> _Stored records_:
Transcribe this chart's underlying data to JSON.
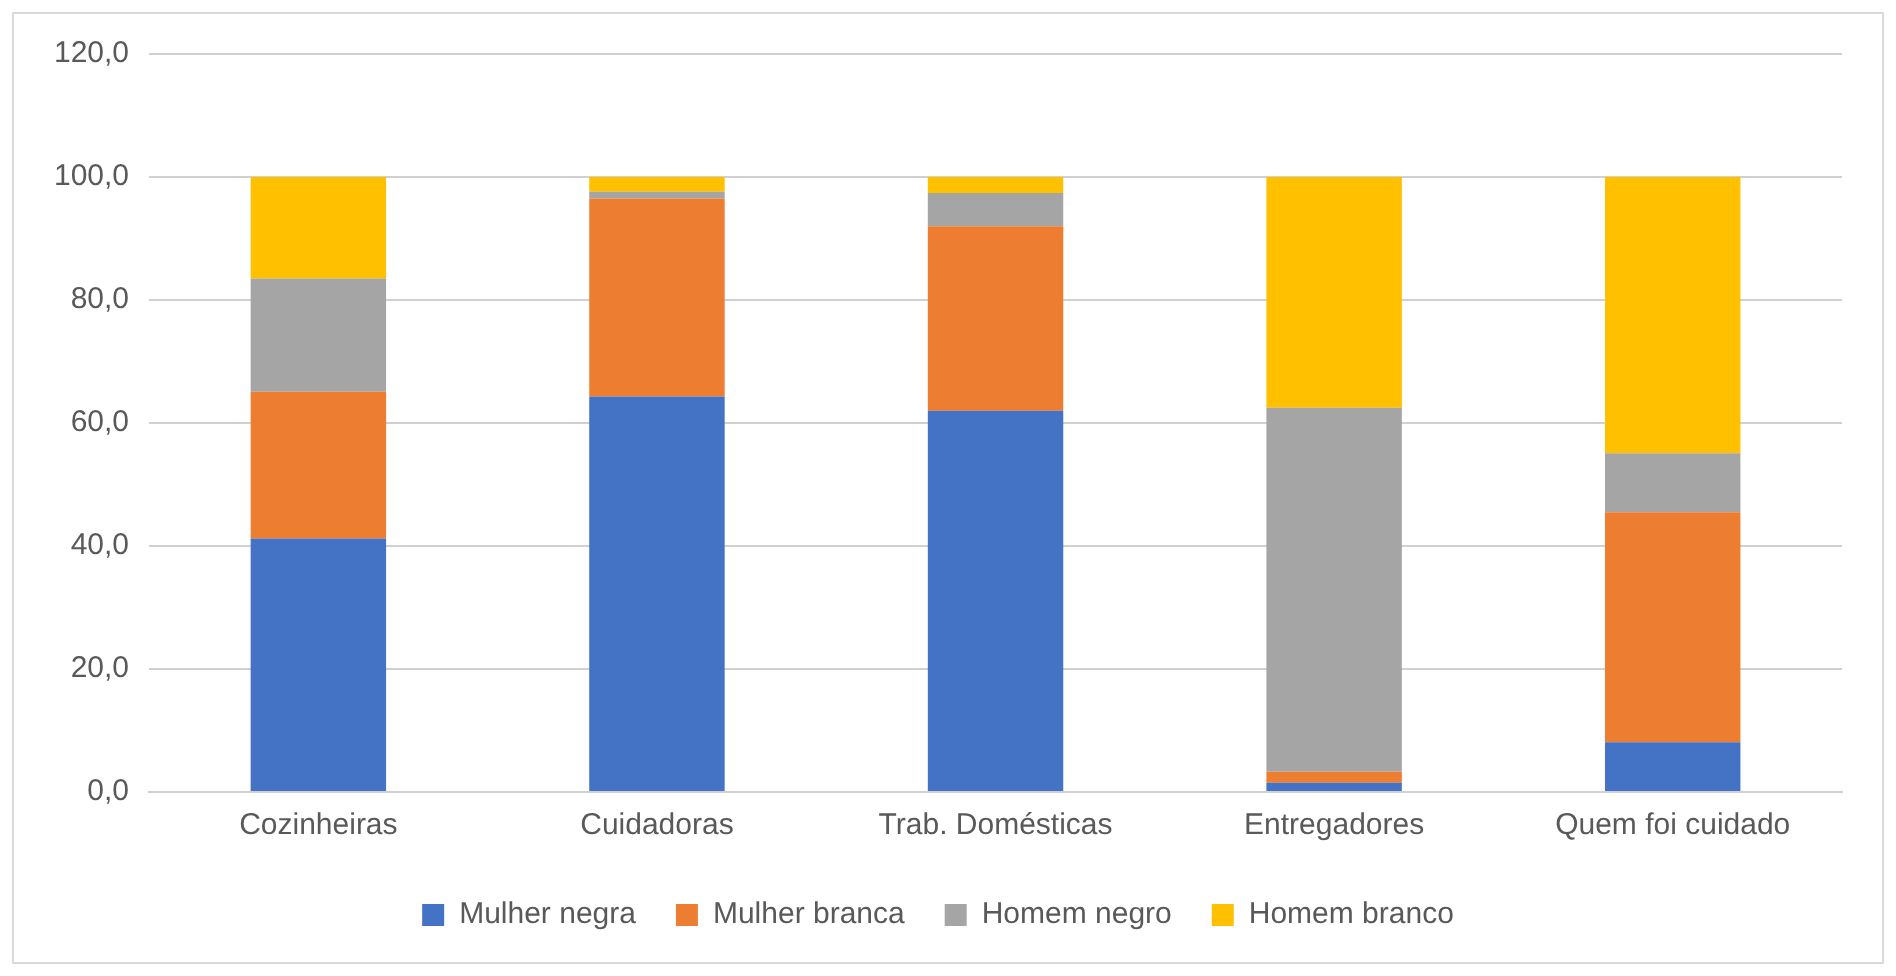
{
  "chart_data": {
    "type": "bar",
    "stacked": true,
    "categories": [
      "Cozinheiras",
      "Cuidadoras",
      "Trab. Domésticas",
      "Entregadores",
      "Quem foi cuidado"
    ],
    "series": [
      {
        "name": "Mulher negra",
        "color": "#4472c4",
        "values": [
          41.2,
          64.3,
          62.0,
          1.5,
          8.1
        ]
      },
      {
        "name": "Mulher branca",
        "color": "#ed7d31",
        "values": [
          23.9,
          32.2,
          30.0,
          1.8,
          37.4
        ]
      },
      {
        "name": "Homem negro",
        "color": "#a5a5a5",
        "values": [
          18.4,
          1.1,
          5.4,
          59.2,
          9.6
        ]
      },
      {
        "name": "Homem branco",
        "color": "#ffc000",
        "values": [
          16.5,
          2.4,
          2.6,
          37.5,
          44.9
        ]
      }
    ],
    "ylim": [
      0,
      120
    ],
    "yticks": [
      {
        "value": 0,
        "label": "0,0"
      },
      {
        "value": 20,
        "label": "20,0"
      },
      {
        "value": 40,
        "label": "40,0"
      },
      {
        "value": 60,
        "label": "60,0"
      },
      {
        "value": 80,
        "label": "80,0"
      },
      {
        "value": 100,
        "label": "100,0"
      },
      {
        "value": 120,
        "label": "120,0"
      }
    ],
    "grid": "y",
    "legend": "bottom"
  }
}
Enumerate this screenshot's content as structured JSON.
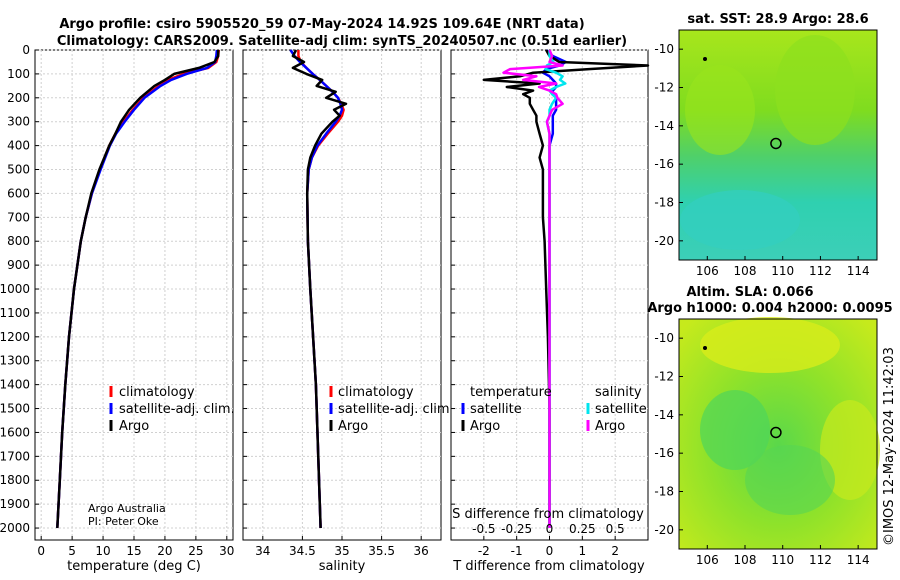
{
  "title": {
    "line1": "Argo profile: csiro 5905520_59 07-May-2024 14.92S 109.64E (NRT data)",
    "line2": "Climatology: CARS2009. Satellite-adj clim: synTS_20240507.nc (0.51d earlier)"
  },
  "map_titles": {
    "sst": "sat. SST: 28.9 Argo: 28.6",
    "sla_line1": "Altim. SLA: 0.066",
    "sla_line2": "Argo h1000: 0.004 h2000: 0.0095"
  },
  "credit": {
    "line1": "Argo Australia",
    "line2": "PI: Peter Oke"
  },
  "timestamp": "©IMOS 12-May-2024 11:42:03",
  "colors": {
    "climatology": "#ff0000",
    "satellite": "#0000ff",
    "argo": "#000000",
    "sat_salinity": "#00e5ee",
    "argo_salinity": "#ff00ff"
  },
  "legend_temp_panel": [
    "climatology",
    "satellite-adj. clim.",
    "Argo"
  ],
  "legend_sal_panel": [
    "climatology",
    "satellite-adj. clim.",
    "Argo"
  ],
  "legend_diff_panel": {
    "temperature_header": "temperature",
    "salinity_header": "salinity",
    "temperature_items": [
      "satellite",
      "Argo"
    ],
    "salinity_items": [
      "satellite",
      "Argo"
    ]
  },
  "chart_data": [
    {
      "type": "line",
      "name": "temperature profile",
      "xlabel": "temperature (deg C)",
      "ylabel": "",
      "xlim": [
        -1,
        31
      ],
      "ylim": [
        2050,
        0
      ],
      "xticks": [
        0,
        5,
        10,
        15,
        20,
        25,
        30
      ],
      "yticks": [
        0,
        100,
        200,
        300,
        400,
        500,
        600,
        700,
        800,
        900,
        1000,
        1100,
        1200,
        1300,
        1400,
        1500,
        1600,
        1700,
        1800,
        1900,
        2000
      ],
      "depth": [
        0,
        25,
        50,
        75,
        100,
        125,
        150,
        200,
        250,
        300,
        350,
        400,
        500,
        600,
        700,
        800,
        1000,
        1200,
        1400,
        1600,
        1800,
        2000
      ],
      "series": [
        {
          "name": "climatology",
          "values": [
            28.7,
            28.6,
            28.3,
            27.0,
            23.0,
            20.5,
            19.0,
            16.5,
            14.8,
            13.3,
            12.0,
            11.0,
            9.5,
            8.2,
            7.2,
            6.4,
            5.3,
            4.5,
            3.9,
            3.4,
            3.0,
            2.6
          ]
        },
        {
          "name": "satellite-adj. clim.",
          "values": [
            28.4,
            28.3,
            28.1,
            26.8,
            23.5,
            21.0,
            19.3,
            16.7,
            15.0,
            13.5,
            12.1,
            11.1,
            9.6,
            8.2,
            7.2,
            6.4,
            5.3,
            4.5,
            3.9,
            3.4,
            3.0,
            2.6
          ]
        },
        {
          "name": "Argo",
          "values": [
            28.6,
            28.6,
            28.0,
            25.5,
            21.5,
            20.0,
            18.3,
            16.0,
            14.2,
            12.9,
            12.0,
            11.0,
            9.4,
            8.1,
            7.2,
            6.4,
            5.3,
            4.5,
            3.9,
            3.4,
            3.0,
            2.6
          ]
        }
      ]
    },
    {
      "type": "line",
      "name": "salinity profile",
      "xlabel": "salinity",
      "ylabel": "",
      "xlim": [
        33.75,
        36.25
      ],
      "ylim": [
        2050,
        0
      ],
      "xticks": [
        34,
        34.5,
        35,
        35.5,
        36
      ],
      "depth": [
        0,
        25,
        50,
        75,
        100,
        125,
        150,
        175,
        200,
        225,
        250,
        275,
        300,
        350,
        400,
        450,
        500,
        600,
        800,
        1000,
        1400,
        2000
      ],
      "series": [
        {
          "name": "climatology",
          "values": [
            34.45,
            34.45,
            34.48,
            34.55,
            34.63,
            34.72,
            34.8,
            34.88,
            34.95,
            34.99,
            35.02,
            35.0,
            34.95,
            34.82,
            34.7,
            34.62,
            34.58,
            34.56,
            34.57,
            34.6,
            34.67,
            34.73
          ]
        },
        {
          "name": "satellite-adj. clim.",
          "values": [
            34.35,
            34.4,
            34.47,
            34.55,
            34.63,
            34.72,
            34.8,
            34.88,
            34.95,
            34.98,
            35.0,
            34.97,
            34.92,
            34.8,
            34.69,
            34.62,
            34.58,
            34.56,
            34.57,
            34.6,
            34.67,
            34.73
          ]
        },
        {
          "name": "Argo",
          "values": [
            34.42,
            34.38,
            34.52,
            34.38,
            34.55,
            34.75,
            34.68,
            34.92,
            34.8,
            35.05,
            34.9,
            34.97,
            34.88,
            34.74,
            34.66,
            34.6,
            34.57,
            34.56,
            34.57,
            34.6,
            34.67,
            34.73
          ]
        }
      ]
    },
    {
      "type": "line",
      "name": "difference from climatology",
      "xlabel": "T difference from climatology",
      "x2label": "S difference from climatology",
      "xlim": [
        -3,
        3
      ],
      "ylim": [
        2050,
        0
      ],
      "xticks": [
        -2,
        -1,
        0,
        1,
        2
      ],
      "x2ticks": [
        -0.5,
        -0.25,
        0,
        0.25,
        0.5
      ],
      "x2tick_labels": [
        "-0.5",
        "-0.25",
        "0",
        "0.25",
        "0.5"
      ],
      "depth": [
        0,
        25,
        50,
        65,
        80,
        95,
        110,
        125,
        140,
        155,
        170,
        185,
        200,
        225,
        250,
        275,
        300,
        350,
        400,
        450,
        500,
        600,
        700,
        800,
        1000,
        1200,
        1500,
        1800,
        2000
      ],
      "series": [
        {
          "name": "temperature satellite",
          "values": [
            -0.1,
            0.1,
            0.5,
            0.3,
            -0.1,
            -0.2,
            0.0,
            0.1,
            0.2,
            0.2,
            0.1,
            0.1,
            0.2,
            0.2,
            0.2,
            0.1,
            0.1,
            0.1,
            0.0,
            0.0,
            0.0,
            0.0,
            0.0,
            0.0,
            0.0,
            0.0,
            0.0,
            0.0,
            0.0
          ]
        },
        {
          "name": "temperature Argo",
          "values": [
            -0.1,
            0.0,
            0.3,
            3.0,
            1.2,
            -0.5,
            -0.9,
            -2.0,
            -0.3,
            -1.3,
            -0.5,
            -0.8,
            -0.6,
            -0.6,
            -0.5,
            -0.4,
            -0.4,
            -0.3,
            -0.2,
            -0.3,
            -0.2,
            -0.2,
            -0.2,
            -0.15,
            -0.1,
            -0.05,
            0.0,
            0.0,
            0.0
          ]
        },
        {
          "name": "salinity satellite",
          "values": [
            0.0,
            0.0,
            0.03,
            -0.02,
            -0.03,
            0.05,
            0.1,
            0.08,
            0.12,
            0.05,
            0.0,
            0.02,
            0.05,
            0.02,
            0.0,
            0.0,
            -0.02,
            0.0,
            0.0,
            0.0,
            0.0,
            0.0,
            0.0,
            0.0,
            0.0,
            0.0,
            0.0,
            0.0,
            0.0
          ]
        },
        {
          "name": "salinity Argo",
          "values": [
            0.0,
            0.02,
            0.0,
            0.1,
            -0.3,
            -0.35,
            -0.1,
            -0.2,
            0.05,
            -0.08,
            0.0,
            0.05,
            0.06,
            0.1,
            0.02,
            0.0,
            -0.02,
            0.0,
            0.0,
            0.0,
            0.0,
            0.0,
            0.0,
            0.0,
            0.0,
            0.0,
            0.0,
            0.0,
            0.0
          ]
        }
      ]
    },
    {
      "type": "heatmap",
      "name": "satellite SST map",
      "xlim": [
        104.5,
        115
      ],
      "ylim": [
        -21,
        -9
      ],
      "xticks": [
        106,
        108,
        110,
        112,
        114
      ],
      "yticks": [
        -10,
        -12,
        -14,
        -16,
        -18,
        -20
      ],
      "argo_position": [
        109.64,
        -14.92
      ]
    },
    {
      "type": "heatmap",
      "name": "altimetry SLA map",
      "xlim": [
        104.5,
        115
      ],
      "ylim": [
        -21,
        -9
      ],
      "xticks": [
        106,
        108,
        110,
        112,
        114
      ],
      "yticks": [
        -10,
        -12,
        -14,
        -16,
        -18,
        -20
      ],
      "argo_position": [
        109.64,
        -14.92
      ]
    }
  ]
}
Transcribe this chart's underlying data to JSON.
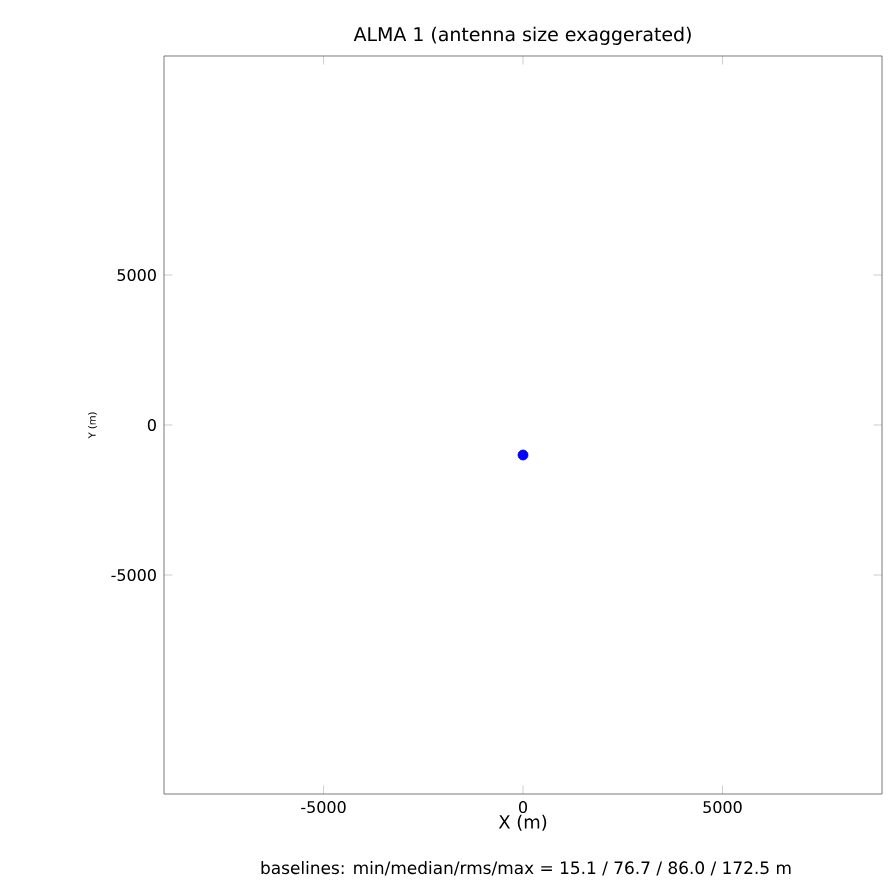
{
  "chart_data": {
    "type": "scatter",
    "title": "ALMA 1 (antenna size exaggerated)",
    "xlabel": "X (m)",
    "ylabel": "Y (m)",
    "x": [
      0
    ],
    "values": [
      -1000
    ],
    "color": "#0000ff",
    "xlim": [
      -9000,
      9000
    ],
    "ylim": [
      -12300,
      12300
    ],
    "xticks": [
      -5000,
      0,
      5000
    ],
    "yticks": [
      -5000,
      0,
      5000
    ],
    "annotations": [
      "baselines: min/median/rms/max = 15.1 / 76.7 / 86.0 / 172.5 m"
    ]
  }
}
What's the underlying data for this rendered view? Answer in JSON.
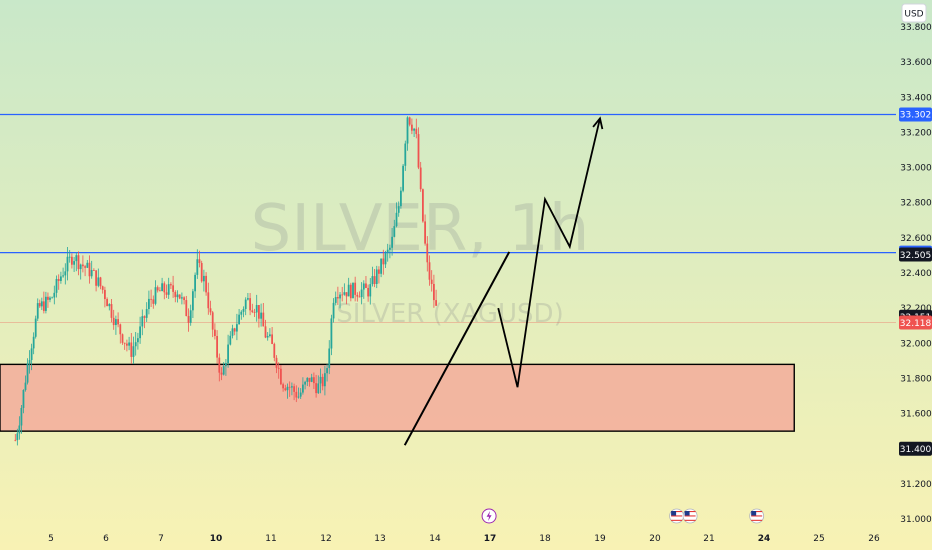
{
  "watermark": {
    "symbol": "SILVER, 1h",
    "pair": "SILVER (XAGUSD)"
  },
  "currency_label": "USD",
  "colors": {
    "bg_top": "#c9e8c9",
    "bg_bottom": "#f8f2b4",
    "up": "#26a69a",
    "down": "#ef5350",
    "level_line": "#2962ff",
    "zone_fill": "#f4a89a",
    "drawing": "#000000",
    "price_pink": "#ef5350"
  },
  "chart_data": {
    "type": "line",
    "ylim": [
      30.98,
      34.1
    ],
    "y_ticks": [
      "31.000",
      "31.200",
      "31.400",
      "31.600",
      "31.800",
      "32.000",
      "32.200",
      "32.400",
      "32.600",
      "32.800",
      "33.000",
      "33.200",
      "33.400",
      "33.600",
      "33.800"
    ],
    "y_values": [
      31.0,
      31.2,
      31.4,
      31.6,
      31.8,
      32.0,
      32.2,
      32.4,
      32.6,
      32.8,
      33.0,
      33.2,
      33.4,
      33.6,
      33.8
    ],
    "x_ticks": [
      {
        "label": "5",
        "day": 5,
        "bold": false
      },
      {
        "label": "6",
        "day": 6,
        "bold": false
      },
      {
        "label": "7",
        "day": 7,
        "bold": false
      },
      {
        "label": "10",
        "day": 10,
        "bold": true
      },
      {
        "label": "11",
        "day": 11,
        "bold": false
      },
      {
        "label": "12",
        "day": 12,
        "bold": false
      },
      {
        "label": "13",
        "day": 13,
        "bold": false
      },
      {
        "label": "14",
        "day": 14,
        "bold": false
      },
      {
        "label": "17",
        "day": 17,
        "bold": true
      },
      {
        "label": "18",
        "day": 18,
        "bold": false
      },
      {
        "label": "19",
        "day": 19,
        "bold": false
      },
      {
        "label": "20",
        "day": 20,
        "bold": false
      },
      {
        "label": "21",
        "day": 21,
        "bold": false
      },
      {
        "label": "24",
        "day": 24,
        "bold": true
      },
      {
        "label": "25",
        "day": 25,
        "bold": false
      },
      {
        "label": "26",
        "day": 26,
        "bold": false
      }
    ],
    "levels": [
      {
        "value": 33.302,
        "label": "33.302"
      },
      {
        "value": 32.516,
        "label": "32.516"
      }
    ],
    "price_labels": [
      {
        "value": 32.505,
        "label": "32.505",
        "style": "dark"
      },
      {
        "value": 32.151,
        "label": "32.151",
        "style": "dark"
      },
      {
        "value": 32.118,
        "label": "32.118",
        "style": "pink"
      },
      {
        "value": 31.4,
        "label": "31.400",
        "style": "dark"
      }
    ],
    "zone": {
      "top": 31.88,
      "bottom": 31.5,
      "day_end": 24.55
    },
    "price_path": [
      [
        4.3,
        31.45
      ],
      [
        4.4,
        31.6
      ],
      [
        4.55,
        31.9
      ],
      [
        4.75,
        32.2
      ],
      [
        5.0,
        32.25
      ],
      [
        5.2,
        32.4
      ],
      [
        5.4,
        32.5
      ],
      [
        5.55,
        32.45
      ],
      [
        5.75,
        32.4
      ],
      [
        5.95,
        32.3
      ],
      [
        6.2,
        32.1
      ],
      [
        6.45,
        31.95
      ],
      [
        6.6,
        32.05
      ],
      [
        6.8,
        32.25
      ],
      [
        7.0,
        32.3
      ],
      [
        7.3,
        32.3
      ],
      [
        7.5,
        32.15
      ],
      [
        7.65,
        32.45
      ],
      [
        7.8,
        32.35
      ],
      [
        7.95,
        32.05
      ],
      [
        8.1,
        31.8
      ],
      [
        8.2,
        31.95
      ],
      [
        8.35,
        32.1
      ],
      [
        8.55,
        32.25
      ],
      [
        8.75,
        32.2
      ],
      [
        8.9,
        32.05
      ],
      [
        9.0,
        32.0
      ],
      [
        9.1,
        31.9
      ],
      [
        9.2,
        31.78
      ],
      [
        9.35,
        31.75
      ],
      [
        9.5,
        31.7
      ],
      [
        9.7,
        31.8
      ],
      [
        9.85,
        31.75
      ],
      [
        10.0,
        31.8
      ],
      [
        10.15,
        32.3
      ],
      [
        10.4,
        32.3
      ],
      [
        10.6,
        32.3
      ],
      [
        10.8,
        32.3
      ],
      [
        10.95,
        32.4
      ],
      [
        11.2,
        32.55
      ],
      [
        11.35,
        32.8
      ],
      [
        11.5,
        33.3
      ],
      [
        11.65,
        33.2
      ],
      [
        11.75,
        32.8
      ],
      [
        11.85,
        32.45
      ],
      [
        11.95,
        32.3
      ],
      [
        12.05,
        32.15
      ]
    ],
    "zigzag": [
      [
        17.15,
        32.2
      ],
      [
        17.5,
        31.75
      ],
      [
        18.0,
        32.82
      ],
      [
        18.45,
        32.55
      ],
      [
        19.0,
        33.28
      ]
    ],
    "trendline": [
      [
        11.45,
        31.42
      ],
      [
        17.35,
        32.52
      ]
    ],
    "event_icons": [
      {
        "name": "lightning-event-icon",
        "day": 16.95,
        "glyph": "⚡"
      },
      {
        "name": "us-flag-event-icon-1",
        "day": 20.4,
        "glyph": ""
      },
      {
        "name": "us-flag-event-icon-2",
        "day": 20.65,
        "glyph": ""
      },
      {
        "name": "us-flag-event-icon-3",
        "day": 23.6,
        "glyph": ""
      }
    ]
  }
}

> _What the task asks_: Work out the number of lines in this listing that include the word "SILVER". Reply with that number only.

> _Result for this task_: 2